*Goal:*
Pick out the lines below that contain the string "JSON" and copy them all.

*Supplied entries:*
----------

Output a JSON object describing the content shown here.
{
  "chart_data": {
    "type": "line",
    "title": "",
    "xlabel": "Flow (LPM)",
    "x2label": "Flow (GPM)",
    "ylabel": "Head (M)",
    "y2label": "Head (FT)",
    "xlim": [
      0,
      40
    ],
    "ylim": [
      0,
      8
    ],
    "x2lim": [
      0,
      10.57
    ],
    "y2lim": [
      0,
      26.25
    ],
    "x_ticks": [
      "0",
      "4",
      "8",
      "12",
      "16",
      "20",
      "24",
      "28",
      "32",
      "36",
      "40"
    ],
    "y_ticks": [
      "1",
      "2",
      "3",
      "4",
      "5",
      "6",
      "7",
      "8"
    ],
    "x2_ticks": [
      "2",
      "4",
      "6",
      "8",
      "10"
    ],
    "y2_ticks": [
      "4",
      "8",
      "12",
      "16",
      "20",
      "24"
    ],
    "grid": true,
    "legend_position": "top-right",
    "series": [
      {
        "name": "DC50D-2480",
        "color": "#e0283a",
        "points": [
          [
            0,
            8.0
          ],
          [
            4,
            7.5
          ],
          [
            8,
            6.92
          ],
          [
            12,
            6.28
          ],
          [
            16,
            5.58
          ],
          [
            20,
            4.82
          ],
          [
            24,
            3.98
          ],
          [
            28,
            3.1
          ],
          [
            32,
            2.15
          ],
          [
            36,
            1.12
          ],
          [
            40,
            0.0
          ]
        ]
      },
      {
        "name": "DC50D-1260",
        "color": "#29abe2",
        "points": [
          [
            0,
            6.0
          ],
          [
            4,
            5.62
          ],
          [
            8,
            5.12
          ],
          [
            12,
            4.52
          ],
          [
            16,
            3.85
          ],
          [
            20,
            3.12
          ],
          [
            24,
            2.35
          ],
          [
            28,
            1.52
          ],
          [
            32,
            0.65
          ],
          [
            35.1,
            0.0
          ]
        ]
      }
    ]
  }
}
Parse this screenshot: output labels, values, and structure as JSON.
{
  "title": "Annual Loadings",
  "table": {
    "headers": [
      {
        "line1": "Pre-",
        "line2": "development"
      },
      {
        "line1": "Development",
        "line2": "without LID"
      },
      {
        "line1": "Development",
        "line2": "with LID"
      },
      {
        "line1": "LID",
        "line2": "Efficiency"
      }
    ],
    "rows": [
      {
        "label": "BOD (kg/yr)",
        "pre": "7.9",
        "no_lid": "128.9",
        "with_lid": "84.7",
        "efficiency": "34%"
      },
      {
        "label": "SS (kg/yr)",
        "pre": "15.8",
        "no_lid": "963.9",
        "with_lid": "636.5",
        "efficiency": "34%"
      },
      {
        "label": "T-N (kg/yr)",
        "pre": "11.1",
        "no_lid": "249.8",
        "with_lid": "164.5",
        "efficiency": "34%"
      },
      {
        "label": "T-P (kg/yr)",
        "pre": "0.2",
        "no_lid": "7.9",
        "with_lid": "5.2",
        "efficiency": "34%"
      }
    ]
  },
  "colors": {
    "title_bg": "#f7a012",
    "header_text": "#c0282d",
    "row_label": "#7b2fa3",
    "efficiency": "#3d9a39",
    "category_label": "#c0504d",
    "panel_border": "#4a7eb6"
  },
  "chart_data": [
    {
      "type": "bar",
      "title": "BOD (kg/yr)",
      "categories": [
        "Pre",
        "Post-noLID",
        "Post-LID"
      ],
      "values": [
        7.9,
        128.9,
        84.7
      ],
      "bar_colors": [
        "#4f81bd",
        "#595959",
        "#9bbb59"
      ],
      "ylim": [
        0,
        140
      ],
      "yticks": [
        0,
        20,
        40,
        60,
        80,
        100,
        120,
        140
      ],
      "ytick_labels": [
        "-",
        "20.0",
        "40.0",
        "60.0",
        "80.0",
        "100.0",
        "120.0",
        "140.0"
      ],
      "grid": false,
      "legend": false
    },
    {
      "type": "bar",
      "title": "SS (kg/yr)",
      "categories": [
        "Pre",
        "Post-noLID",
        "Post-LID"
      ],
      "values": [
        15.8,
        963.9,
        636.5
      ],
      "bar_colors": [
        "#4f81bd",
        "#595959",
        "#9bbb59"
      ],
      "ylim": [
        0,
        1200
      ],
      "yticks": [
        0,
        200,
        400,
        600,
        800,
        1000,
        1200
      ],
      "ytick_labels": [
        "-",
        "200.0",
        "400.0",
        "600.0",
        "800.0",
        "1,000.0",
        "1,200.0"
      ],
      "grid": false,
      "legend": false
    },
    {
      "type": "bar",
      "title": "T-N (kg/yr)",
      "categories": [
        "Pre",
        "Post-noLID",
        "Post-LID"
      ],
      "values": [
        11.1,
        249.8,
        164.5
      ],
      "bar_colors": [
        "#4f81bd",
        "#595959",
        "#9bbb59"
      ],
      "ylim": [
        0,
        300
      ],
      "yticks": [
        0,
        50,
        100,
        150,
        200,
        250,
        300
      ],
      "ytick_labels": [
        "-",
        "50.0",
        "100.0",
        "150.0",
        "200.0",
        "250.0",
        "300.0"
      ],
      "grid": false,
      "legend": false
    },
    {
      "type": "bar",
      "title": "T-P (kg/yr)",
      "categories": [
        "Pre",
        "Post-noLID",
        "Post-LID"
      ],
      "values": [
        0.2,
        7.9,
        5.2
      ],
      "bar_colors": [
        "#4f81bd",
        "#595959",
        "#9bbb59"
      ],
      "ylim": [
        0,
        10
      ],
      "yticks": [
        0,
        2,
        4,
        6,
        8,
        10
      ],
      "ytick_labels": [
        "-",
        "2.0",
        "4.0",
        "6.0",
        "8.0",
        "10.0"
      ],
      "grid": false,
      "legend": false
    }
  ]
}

----------

*Written answer:*
Output a JSON object describing the content shown here.
Parse this screenshot: output labels, values, and structure as JSON.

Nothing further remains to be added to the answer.